• [EXERCISE]: Convert the data starting at the line that contains "Enumerate the UI" and ending at the line that contains "legend-label: L1 [35, 9, 41, 15]", both included, into a Markdown table with the columns Number and Content. Give each line its own row and leave out any blank lines.

• [EXERCISE DATA]:
<<<<

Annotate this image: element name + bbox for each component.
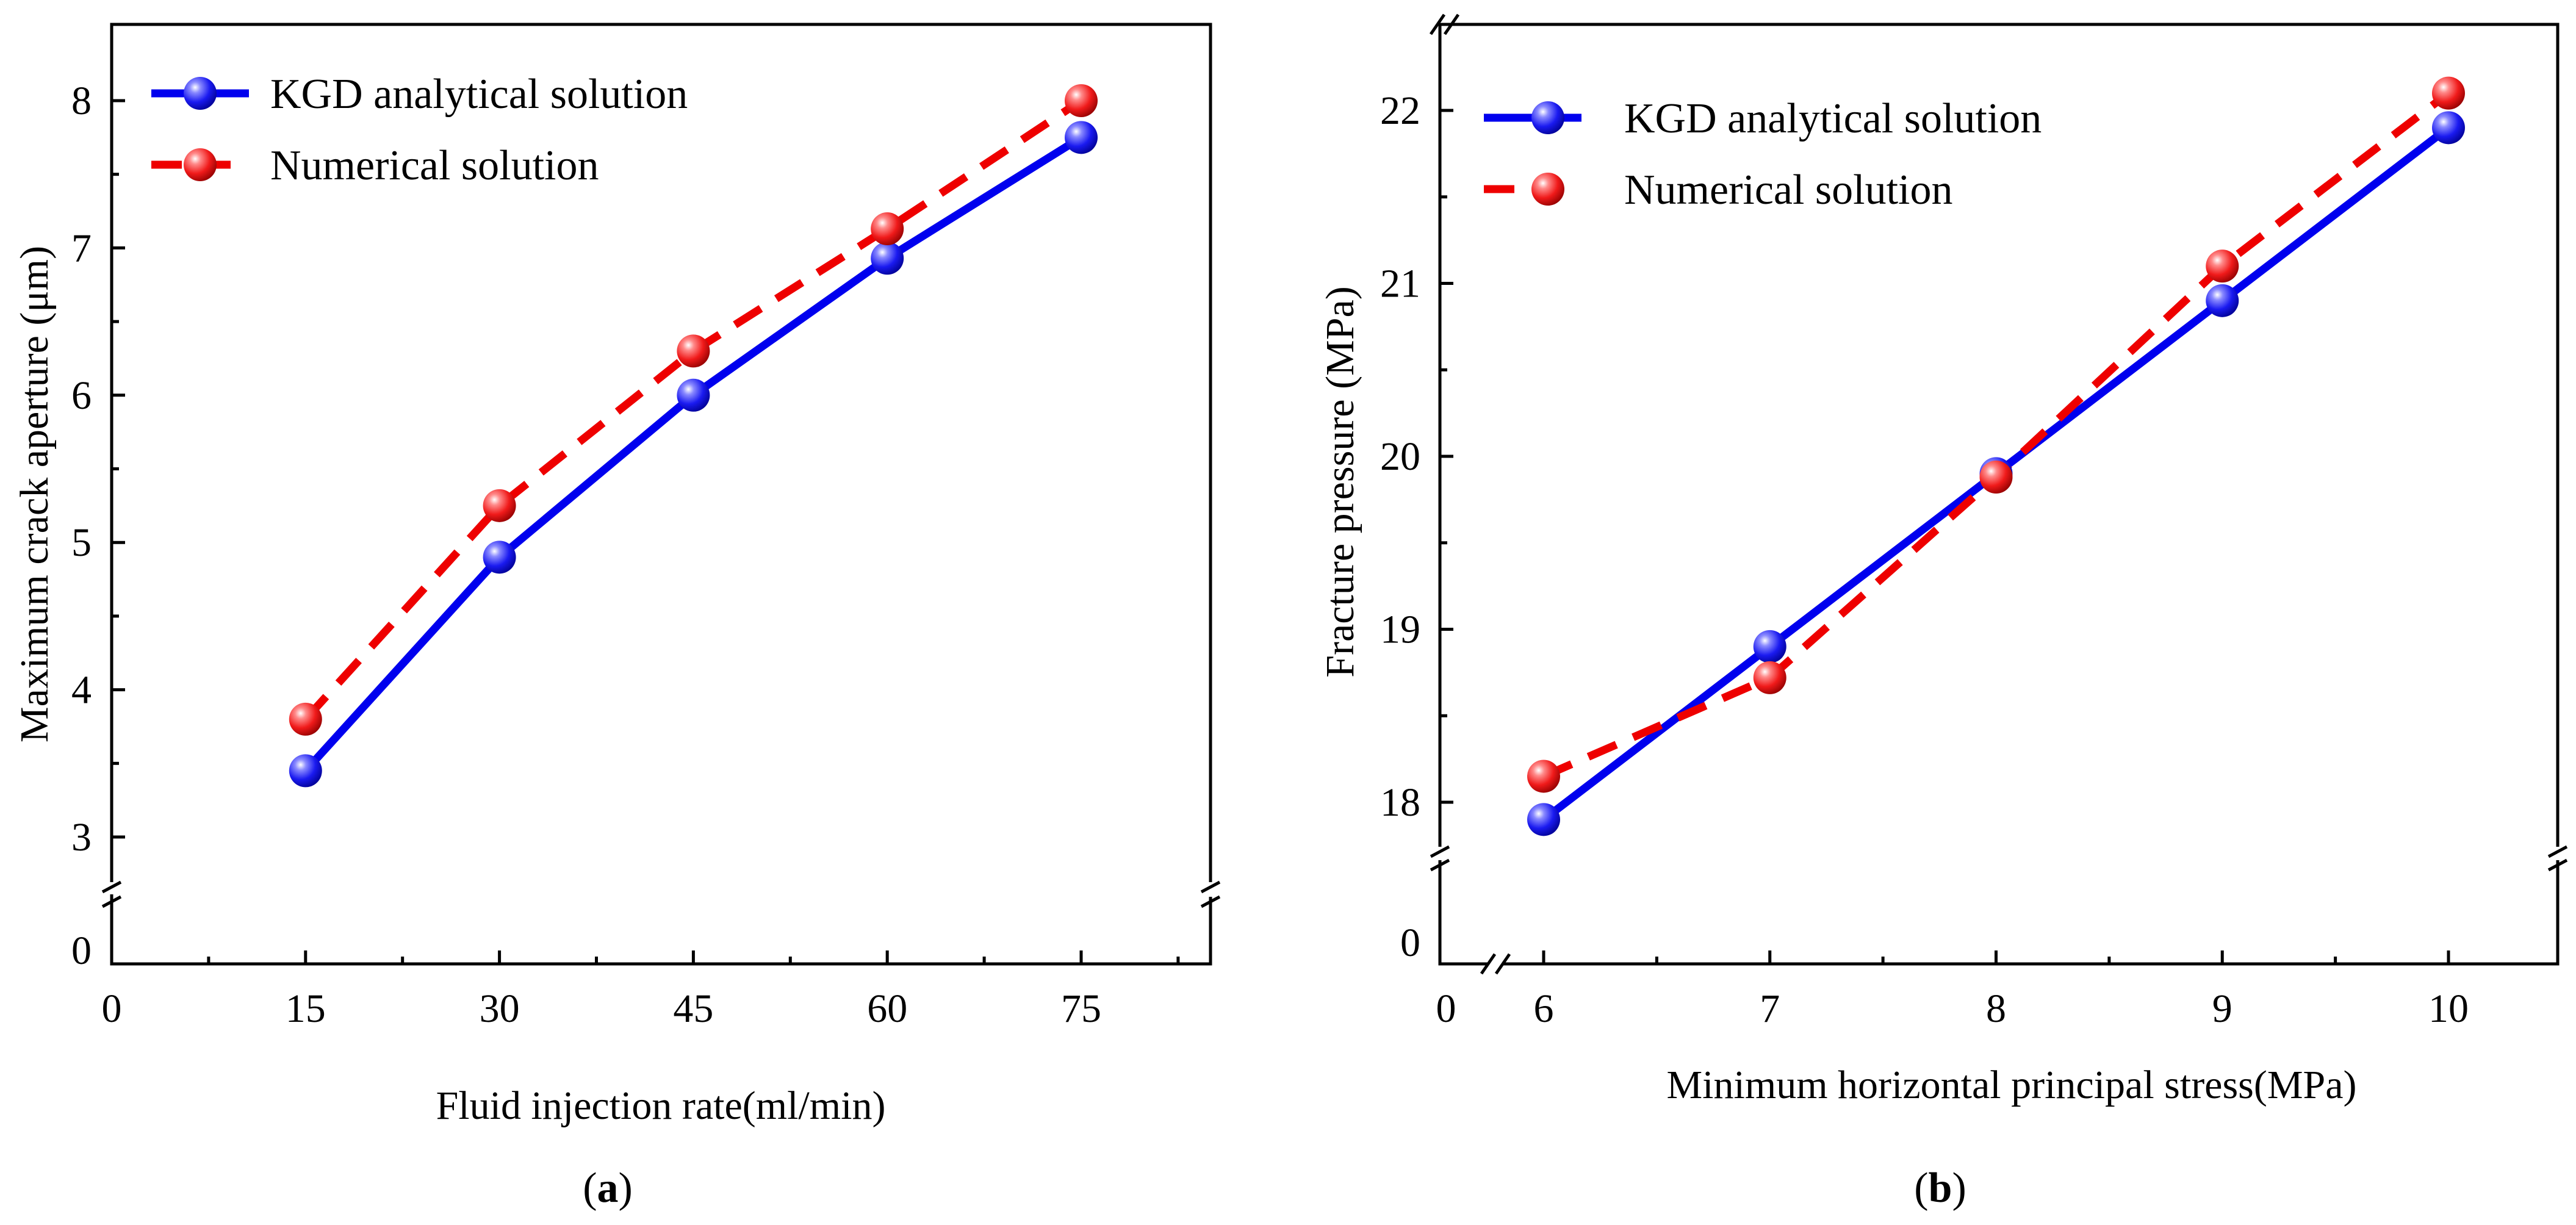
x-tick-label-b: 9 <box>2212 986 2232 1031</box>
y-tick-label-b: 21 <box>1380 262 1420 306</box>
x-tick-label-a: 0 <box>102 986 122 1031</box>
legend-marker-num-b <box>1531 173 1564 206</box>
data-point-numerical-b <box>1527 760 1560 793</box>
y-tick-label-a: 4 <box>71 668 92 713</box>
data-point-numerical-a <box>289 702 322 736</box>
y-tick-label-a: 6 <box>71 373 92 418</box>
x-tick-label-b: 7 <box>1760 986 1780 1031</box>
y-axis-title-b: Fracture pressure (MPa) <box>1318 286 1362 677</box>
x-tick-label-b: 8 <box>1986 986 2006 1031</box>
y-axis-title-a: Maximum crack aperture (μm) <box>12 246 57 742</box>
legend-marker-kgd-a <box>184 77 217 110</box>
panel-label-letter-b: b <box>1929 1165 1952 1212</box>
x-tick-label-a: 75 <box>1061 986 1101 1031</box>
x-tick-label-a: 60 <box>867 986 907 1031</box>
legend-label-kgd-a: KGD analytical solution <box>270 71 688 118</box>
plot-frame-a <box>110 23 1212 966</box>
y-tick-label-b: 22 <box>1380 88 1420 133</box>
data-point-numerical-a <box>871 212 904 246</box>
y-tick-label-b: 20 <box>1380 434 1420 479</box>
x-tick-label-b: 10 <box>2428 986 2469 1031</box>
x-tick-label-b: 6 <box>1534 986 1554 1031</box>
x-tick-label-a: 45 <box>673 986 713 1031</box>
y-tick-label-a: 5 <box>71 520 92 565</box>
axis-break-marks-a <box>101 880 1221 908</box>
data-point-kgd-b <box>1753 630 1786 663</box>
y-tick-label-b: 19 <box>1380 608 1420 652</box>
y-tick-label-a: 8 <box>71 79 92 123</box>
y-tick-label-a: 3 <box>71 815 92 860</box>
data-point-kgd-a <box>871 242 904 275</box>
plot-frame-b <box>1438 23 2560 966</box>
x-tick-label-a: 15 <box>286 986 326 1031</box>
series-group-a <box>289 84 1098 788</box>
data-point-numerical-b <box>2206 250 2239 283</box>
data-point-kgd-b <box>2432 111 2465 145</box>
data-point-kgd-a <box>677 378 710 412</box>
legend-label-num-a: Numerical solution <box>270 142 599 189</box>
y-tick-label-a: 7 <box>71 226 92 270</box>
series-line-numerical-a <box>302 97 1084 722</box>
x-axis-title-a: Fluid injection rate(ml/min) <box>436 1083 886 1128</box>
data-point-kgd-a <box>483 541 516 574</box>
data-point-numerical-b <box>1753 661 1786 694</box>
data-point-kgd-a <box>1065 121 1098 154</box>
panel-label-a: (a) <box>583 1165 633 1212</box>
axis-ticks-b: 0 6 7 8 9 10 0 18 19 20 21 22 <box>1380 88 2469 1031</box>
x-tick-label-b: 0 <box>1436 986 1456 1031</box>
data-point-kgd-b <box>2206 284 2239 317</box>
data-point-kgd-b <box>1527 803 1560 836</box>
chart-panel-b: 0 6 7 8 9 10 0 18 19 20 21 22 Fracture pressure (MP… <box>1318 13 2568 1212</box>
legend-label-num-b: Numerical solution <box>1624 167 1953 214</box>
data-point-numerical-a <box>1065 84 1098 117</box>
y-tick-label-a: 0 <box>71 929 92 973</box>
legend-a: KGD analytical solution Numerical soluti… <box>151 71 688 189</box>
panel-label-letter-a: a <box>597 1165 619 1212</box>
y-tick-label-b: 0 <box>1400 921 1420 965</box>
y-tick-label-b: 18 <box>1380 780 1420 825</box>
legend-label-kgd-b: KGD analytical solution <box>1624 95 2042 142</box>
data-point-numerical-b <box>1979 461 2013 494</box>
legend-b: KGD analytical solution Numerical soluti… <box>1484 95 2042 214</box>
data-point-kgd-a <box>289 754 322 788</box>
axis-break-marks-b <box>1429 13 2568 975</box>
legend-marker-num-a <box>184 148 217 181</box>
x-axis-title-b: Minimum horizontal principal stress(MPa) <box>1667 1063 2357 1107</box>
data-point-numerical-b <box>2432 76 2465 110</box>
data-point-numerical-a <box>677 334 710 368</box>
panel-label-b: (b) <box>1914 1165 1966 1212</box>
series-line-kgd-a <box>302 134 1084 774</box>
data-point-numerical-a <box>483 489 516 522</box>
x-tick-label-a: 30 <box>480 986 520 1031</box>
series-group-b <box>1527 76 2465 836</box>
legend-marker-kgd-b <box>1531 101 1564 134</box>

>>>>
<<<<

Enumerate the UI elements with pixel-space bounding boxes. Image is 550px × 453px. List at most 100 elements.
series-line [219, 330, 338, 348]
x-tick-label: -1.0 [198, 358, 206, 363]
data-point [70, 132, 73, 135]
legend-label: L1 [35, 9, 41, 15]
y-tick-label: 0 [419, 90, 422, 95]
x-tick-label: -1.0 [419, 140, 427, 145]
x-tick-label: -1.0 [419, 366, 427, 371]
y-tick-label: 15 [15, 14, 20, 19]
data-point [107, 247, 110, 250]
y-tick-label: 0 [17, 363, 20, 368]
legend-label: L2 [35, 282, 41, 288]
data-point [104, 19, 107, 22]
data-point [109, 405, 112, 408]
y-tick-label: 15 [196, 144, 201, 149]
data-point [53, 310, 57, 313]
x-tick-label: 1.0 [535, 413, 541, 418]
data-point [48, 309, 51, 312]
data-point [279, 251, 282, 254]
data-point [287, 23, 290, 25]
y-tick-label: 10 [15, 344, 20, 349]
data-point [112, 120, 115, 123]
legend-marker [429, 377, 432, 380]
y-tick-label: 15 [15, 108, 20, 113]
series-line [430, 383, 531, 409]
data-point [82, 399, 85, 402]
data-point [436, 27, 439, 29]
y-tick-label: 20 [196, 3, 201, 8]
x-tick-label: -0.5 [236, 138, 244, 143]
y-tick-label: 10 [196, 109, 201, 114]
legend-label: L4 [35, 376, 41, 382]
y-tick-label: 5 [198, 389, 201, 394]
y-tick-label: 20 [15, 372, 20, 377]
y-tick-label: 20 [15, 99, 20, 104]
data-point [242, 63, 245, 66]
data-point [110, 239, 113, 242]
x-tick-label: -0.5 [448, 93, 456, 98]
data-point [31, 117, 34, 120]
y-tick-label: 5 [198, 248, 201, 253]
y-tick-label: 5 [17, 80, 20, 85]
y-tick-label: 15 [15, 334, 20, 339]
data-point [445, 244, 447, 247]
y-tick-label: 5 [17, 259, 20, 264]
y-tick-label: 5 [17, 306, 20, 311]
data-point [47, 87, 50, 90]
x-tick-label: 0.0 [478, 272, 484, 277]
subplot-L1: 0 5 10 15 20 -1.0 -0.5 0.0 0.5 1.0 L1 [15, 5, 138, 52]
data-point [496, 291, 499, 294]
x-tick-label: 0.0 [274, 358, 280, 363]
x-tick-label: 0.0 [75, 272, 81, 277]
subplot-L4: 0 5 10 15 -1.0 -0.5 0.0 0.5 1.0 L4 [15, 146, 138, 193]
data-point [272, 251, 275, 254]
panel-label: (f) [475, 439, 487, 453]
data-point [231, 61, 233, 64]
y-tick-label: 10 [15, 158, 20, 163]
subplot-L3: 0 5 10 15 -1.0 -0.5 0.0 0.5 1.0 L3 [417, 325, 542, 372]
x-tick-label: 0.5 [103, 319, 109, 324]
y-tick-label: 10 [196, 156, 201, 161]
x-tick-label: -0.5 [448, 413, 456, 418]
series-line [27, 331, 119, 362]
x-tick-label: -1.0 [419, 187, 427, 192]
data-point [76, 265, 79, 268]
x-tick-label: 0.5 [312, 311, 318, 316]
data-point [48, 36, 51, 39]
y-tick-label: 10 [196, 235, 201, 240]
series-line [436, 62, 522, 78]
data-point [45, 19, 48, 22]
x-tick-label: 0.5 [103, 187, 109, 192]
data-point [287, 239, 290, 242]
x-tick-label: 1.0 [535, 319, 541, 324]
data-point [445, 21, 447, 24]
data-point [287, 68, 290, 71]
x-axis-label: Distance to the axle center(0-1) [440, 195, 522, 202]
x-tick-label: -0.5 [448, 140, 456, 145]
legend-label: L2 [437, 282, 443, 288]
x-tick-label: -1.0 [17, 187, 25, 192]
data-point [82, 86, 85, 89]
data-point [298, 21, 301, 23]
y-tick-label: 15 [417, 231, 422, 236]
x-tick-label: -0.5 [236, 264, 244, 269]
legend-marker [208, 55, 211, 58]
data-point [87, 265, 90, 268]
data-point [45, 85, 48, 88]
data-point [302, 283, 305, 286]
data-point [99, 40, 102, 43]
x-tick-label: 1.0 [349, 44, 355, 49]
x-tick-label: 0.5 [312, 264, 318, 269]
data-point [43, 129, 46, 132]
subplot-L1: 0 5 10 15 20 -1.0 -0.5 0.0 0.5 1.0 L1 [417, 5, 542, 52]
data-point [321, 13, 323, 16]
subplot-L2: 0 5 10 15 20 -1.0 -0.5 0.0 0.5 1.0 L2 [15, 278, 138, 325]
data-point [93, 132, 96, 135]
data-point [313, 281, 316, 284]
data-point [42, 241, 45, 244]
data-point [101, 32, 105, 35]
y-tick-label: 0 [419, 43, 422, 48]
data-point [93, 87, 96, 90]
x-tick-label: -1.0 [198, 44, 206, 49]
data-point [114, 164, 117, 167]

>>>>
<<<<

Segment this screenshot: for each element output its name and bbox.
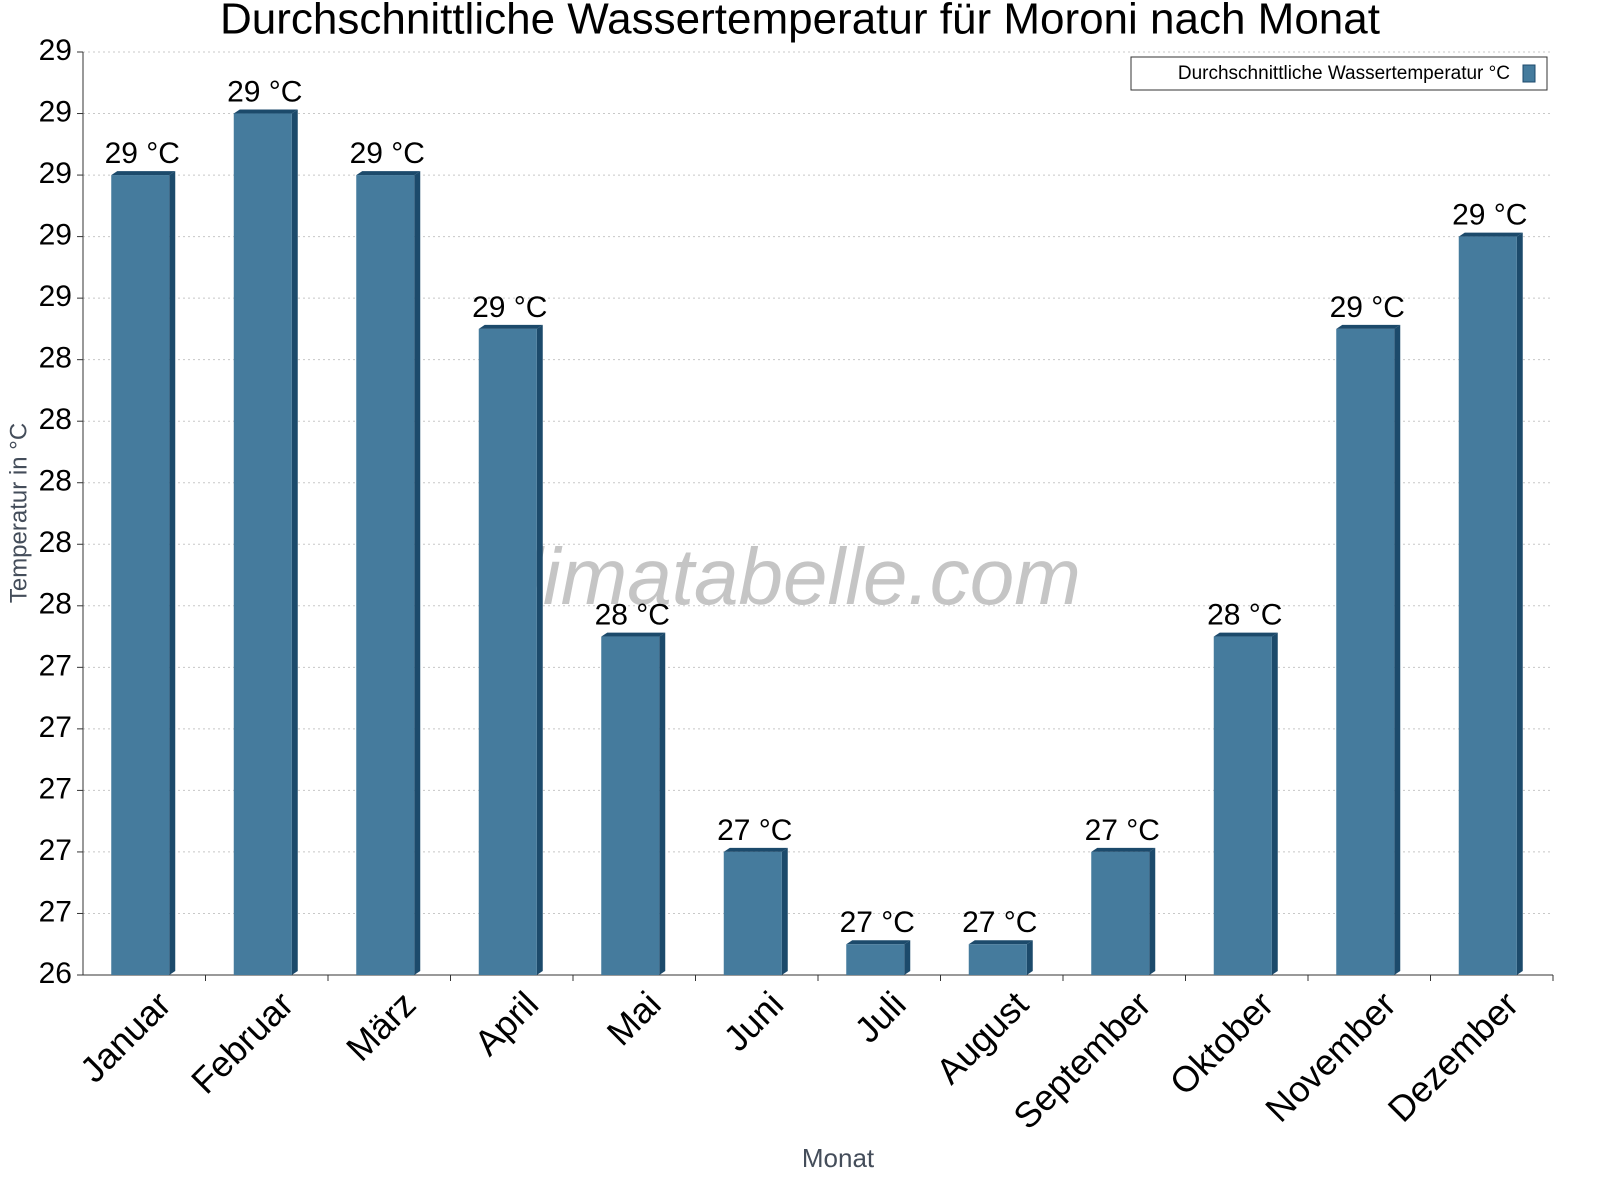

>>>>

• [WRITTEN ANSWER]:
| Number | Content |
|---|---|
| 1 | Enumerate the UI elements with pixel-space bounding boxes. Image is 550px × 453px. List at most 100 elements. |
| 2 | series-line [219, 330, 338, 348] |
| 3 | x-tick-label: -1.0 [198, 358, 206, 363] |
| 4 | data-point [70, 132, 73, 135] |
| 5 | legend-label: L1 [35, 9, 41, 15] |